→ **Exercise requirements**: Transcribe every line of the records verbatim.

→ **Data in this exercise**:
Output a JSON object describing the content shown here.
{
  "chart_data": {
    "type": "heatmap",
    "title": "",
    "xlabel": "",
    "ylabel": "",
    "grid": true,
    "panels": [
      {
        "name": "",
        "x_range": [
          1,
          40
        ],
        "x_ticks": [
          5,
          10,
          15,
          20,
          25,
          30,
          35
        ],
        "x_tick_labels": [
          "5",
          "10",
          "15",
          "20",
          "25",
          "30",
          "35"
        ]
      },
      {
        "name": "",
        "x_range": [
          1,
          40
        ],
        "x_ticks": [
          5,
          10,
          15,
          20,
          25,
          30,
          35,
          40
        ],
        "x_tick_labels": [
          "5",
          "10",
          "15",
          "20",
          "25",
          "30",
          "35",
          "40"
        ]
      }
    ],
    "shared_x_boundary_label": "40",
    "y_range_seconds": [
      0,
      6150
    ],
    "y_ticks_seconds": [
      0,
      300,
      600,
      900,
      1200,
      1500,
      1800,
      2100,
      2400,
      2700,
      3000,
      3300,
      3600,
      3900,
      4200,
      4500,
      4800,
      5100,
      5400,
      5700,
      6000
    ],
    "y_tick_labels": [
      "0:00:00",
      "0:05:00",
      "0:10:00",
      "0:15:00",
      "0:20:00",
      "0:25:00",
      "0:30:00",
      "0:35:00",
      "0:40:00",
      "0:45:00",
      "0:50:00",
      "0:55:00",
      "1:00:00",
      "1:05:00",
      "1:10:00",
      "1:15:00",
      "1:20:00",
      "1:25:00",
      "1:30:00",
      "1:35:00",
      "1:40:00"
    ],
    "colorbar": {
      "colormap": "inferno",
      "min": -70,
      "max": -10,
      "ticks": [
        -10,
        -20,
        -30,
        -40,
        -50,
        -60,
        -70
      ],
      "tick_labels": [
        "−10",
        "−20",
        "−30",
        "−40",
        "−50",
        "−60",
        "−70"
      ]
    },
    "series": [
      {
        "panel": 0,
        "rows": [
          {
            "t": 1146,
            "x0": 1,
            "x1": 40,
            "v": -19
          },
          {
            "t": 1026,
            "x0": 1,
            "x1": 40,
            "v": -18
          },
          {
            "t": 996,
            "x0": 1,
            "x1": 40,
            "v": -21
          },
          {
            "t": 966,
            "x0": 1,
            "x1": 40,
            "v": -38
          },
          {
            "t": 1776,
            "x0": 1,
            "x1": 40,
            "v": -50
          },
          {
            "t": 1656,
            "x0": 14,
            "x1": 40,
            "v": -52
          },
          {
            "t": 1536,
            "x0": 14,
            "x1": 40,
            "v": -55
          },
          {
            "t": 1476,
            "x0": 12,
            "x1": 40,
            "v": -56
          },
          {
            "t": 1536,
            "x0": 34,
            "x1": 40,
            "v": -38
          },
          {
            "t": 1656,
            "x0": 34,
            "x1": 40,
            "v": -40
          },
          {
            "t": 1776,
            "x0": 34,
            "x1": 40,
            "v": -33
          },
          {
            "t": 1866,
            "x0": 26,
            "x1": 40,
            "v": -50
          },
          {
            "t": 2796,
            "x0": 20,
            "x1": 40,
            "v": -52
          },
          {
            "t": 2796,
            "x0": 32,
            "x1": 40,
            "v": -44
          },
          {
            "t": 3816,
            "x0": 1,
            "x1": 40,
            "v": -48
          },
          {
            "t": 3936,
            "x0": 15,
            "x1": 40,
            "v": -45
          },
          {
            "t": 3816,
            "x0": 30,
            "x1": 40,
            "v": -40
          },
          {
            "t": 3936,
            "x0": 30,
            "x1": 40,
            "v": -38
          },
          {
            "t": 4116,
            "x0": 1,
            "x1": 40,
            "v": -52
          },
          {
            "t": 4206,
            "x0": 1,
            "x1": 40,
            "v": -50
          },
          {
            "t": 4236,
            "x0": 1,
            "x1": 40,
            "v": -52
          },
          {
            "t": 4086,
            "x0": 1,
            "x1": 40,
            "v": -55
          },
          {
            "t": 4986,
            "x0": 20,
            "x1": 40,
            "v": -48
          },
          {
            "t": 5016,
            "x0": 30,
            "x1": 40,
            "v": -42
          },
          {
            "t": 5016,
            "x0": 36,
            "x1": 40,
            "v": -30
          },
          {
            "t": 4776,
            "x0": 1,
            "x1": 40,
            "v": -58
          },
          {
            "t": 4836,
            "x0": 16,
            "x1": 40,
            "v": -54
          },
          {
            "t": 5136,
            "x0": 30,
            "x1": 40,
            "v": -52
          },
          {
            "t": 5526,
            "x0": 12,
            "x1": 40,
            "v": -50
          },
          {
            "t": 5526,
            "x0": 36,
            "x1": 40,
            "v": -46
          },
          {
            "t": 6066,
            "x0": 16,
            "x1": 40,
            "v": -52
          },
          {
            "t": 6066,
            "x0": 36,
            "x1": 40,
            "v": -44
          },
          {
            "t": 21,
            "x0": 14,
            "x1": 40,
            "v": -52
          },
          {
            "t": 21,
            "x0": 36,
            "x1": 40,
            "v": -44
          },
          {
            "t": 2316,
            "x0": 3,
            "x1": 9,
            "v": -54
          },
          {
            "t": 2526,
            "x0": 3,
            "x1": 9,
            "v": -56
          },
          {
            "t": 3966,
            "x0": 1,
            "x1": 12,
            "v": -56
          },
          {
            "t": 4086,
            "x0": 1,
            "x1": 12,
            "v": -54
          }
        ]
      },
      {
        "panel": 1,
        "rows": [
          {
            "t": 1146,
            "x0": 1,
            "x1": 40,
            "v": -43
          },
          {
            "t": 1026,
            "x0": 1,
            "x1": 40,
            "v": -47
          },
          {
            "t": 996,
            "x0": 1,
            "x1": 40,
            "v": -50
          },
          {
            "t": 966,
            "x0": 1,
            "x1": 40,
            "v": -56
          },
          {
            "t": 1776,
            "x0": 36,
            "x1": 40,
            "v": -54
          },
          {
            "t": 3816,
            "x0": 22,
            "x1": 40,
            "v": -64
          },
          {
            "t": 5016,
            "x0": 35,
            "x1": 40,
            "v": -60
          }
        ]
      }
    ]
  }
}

→ **Solution for this exercise**:
Output a JSON object describing the content shown here.
{
  "chart_data": {
    "type": "heatmap",
    "title": "",
    "xlabel": "",
    "ylabel": "",
    "grid": true,
    "panels": [
      {
        "name": "",
        "x_range": [
          1,
          40
        ],
        "x_ticks": [
          5,
          10,
          15,
          20,
          25,
          30,
          35
        ],
        "x_tick_labels": [
          "5",
          "10",
          "15",
          "20",
          "25",
          "30",
          "35"
        ]
      },
      {
        "name": "",
        "x_range": [
          1,
          40
        ],
        "x_ticks": [
          5,
          10,
          15,
          20,
          25,
          30,
          35,
          40
        ],
        "x_tick_labels": [
          "5",
          "10",
          "15",
          "20",
          "25",
          "30",
          "35",
          "40"
        ]
      }
    ],
    "shared_x_boundary_label": "40",
    "y_range_seconds": [
      0,
      6150
    ],
    "y_ticks_seconds": [
      0,
      300,
      600,
      900,
      1200,
      1500,
      1800,
      2100,
      2400,
      2700,
      3000,
      3300,
      3600,
      3900,
      4200,
      4500,
      4800,
      5100,
      5400,
      5700,
      6000
    ],
    "y_tick_labels": [
      "0:00:00",
      "0:05:00",
      "0:10:00",
      "0:15:00",
      "0:20:00",
      "0:25:00",
      "0:30:00",
      "0:35:00",
      "0:40:00",
      "0:45:00",
      "0:50:00",
      "0:55:00",
      "1:00:00",
      "1:05:00",
      "1:10:00",
      "1:15:00",
      "1:20:00",
      "1:25:00",
      "1:30:00",
      "1:35:00",
      "1:40:00"
    ],
    "colorbar": {
      "colormap": "inferno",
      "min": -70,
      "max": -10,
      "ticks": [
        -10,
        -20,
        -30,
        -40,
        -50,
        -60,
        -70
      ],
      "tick_labels": [
        "−10",
        "−20",
        "−30",
        "−40",
        "−50",
        "−60",
        "−70"
      ]
    },
    "series": [
      {
        "panel": 0,
        "rows": [
          {
            "t": 1146,
            "x0": 1,
            "x1": 40,
            "v": -19
          },
          {
            "t": 1026,
            "x0": 1,
            "x1": 40,
            "v": -18
          },
          {
            "t": 996,
            "x0": 1,
            "x1": 40,
            "v": -21
          },
          {
            "t": 966,
            "x0": 1,
            "x1": 40,
            "v": -38
          },
          {
            "t": 1776,
            "x0": 1,
            "x1": 40,
            "v": -50
          },
          {
            "t": 1656,
            "x0": 14,
            "x1": 40,
            "v": -52
          },
          {
            "t": 1536,
            "x0": 14,
            "x1": 40,
            "v": -55
          },
          {
            "t": 1476,
            "x0": 12,
            "x1": 40,
            "v": -56
          },
          {
            "t": 1536,
            "x0": 34,
            "x1": 40,
            "v": -38
          },
          {
            "t": 1656,
            "x0": 34,
            "x1": 40,
            "v": -40
          },
          {
            "t": 1776,
            "x0": 34,
            "x1": 40,
            "v": -33
          },
          {
            "t": 1866,
            "x0": 26,
            "x1": 40,
            "v": -50
          },
          {
            "t": 2796,
            "x0": 20,
            "x1": 40,
            "v": -52
          },
          {
            "t": 2796,
            "x0": 32,
            "x1": 40,
            "v": -44
          },
          {
            "t": 3816,
            "x0": 1,
            "x1": 40,
            "v": -48
          },
          {
            "t": 3936,
            "x0": 15,
            "x1": 40,
            "v": -45
          },
          {
            "t": 3816,
            "x0": 30,
            "x1": 40,
            "v": -40
          },
          {
            "t": 3936,
            "x0": 30,
            "x1": 40,
            "v": -38
          },
          {
            "t": 4116,
            "x0": 1,
            "x1": 40,
            "v": -52
          },
          {
            "t": 4206,
            "x0": 1,
            "x1": 40,
            "v": -50
          },
          {
            "t": 4236,
            "x0": 1,
            "x1": 40,
            "v": -52
          },
          {
            "t": 4086,
            "x0": 1,
            "x1": 40,
            "v": -55
          },
          {
            "t": 4986,
            "x0": 20,
            "x1": 40,
            "v": -48
          },
          {
            "t": 5016,
            "x0": 30,
            "x1": 40,
            "v": -42
          },
          {
            "t": 5016,
            "x0": 36,
            "x1": 40,
            "v": -30
          },
          {
            "t": 4776,
            "x0": 1,
            "x1": 40,
            "v": -58
          },
          {
            "t": 4836,
            "x0": 16,
            "x1": 40,
            "v": -54
          },
          {
            "t": 5136,
            "x0": 30,
            "x1": 40,
            "v": -52
          },
          {
            "t": 5526,
            "x0": 12,
            "x1": 40,
            "v": -50
          },
          {
            "t": 5526,
            "x0": 36,
            "x1": 40,
            "v": -46
          },
          {
            "t": 6066,
            "x0": 16,
            "x1": 40,
            "v": -52
          },
          {
            "t": 6066,
            "x0": 36,
            "x1": 40,
            "v": -44
          },
          {
            "t": 21,
            "x0": 14,
            "x1": 40,
            "v": -52
          },
          {
            "t": 21,
            "x0": 36,
            "x1": 40,
            "v": -44
          },
          {
            "t": 2316,
            "x0": 3,
            "x1": 9,
            "v": -54
          },
          {
            "t": 2526,
            "x0": 3,
            "x1": 9,
            "v": -56
          },
          {
            "t": 3966,
            "x0": 1,
            "x1": 12,
            "v": -56
          },
          {
            "t": 4086,
            "x0": 1,
            "x1": 12,
            "v": -54
          }
        ]
      },
      {
        "panel": 1,
        "rows": [
          {
            "t": 1146,
            "x0": 1,
            "x1": 40,
            "v": -43
          },
          {
            "t": 1026,
            "x0": 1,
            "x1": 40,
            "v": -47
          },
          {
            "t": 996,
            "x0": 1,
            "x1": 40,
            "v": -50
          },
          {
            "t": 966,
            "x0": 1,
            "x1": 40,
            "v": -56
          },
          {
            "t": 1776,
            "x0": 36,
            "x1": 40,
            "v": -54
          },
          {
            "t": 3816,
            "x0": 22,
            "x1": 40,
            "v": -64
          },
          {
            "t": 5016,
            "x0": 35,
            "x1": 40,
            "v": -60
          }
        ]
      }
    ]
  }
}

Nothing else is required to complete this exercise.